[WORK INSTRUCTIONS]: Your task is to print all of the data word for word.

[PROVIDED MATERIAL]:

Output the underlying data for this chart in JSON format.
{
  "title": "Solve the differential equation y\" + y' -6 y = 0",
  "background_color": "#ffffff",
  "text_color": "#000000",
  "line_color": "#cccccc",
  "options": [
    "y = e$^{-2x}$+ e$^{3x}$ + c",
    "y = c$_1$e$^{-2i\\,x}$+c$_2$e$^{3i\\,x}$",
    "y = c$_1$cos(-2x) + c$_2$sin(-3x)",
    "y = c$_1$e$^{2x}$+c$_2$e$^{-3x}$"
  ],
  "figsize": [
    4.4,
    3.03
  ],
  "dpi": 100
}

[THE SOLUTION]:
Output the underlying data for this chart in JSON format.
{
  "title": "Solve the differential equation y\" + y' -6 y = 0",
  "background_color": "#ffffff",
  "text_color": "#000000",
  "line_color": "#cccccc",
  "options": [
    "y = e$^{-2x}$+ e$^{3x}$ + c",
    "y = c$_1$e$^{-2i\\,x}$+c$_2$e$^{3i\\,x}$",
    "y = c$_1$cos(-2x) + c$_2$sin(-3x)",
    "y = c$_1$e$^{2x}$+c$_2$e$^{-3x}$"
  ],
  "figsize": [
    4.4,
    3.03
  ],
  "dpi": 100
}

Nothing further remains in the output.